Исходный текст:

§

У Михаила Ульяновича и сегодня наворачиваются слезы, когда он вспоминает, что довелось пережить подростком. В 1943-м от пули полицая погибла мать, а когда до освободительной операции «Багратион» оставалось меньше месяца, его вместе с другими жителями деревни Доманы, что на Могилевщине, схватили фашисты.
— Это было 6 июня 1944 года. Нас, словно скот, фашисты погнали сначала в Шклов на сборный пункт, затем в Оршу, где погрузили в эшелоны и отправили в Германию. Куда ехали? Что нас ждало на чужбине? Не передать, что пережили в неведении, — вспоминает Байдов.
Жуткая страница его жизни начиналась с пересыльного лагеря в городе Пирмазенс. На всю жизнь врезалось в память несчетное количество имен на стенах бараков — каждый, кто здесь был, оставлял такую отметину. Каково же было удивление Миши, когда он нашел имя и фамилию своего дяди, тоже угнанного в Германию. Позже волей судьбы они встретятся уже в трудовом лагере. Судьбы разойдутся, когда Мишу забросят в концлагерь вблизи Саарбрюккена — «ад Саарбрюккена», как его называли узники.

§

Задания:
• a. В каком городе находился пересыльный лагерь, с которого, согласно тексту о Михаиле Байдове, началась жуткая страница его жизни?
• b. Воспроизведите без изменений отрывок текста о Михаиле Байдове от слов «У Михаила Ульяновича» до слов «Могилевщине, схватили фашисты.» включительно.
Записи представляют собой самостоятельный материал, не связанный с текстом выше.

Записи макетов на основе изображений:
§

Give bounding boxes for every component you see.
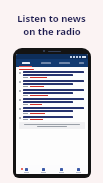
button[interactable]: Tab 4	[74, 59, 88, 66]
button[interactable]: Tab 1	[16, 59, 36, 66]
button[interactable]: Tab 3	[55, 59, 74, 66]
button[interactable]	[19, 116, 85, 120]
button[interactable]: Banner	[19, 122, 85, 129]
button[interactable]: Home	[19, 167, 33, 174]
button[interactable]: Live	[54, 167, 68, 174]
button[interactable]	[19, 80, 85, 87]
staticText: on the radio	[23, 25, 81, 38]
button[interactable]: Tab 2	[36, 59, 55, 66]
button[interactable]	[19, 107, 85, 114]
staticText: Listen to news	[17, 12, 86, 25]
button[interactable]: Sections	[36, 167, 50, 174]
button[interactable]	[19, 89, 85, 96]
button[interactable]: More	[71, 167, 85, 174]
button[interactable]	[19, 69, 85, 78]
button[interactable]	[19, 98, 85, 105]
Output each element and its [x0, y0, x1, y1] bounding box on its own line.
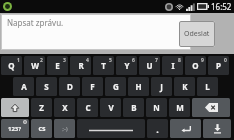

§

Ответы по заданиям:
• a. В городе Пирмазенс.

• b.
У Михаила Ульяновича и сегодня наворачиваются слезы, когда он вспоминает, что довелось пережить подростком. В 1943-м от пули полицая погибла мать, а когда до освободительной операции «Багратион» оставалось меньше месяца, его вместе с другими жителями деревни Доманы, что на Могилевщине, схватили фашисты.